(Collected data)
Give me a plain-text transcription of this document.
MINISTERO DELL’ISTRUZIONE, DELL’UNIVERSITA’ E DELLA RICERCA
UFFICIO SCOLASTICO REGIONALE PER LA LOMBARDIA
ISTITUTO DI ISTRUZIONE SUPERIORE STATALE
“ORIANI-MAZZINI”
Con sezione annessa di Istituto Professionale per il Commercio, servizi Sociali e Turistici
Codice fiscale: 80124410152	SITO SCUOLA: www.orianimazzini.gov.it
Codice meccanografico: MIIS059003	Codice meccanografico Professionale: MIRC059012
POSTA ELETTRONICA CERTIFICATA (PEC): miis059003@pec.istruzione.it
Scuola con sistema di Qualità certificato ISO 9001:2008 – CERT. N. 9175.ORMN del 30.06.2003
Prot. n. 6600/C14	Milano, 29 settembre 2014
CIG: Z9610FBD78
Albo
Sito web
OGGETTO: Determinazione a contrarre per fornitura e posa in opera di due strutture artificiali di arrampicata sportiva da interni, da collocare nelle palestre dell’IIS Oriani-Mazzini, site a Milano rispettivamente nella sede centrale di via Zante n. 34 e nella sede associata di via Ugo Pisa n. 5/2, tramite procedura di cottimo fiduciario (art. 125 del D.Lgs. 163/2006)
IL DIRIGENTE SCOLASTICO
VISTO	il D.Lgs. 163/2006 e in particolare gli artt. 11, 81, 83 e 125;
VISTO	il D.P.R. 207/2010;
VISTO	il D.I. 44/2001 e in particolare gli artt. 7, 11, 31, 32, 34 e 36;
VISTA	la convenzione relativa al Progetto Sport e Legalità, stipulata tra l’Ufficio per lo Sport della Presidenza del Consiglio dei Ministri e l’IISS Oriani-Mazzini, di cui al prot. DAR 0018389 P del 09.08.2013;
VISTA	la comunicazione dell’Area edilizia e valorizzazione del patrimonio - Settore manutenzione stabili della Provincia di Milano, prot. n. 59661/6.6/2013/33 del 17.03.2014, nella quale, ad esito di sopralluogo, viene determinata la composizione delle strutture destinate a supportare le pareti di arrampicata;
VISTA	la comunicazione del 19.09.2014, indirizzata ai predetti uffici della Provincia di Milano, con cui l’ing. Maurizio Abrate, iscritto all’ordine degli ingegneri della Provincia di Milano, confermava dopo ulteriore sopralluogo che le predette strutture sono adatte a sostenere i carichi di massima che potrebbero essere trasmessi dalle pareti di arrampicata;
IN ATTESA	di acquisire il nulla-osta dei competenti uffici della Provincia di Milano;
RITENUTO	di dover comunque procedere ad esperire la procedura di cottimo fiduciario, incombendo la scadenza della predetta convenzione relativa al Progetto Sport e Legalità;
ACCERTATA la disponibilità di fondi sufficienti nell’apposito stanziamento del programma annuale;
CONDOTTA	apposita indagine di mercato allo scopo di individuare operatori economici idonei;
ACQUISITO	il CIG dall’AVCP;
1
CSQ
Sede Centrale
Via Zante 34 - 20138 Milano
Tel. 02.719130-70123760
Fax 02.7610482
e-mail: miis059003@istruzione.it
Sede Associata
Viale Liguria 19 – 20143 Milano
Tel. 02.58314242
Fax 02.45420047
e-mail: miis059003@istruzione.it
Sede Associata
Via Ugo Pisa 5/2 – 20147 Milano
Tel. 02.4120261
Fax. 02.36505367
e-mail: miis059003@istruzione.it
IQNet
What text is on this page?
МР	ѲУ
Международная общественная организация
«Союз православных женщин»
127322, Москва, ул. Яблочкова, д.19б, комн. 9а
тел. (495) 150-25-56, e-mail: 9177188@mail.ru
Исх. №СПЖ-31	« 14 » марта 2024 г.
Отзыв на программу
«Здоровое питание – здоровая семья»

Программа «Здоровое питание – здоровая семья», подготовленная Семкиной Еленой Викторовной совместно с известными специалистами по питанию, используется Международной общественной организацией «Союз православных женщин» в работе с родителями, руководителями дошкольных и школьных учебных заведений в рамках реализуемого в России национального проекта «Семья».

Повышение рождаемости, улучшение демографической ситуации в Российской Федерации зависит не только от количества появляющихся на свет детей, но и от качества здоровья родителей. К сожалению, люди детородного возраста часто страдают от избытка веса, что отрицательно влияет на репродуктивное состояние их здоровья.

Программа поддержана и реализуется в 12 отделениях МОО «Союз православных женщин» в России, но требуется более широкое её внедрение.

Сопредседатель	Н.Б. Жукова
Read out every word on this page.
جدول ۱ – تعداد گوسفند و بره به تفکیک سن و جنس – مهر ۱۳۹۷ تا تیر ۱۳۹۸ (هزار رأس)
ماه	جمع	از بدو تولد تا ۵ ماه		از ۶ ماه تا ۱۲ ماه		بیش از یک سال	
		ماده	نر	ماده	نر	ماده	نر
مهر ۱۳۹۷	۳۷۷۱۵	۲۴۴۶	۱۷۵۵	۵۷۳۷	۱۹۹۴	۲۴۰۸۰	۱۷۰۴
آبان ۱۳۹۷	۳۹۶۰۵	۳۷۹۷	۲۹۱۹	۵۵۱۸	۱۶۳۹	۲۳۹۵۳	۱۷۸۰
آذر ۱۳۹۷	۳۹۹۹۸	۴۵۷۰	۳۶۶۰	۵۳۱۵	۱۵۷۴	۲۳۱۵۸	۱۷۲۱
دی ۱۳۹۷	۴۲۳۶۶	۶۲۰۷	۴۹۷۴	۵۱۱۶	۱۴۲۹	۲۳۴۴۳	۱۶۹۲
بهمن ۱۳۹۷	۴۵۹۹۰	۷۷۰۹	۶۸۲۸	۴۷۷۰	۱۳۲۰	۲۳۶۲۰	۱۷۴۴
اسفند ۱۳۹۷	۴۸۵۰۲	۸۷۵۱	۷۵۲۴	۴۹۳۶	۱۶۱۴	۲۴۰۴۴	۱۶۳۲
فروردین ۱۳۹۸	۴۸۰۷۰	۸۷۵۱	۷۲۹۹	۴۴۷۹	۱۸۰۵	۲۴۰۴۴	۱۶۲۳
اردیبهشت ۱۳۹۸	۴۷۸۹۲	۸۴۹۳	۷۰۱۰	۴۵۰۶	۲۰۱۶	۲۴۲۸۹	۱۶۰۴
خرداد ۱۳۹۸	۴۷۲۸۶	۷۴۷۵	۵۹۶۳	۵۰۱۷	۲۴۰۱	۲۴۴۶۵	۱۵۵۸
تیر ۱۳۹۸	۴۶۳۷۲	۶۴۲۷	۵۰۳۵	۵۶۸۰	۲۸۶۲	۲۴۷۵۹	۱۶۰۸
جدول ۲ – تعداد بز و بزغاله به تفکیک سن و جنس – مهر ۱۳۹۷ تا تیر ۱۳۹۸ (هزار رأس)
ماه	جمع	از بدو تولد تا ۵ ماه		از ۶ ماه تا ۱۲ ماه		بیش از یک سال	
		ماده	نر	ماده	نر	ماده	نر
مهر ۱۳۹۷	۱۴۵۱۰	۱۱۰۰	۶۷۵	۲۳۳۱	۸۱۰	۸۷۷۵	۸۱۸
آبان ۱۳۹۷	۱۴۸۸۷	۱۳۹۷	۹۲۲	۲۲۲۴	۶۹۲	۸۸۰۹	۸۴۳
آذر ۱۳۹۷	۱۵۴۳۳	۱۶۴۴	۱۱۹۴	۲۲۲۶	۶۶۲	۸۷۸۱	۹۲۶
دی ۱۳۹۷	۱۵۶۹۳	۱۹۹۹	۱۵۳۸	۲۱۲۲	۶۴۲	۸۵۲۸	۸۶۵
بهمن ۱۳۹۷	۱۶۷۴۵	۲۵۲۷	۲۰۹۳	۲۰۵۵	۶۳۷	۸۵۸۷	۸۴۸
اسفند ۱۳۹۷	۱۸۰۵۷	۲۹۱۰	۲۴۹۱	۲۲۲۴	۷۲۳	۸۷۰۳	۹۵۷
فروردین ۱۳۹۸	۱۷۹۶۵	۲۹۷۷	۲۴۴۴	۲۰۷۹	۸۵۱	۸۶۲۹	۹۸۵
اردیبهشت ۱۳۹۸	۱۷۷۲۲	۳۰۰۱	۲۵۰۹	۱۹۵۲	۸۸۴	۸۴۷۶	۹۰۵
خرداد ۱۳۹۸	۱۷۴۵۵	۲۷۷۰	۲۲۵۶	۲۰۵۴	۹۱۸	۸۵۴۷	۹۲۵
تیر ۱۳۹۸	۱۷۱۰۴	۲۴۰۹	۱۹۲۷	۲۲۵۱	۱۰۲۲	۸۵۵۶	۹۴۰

■ **Task goal**:
Take every line from the data that contains the word "SCOLASTICO".

■ **Solved problem**:
UFFICIO SCOLASTICO REGIONALE PER LA LOMBARDIA
IL DIRIGENTE SCOLASTICO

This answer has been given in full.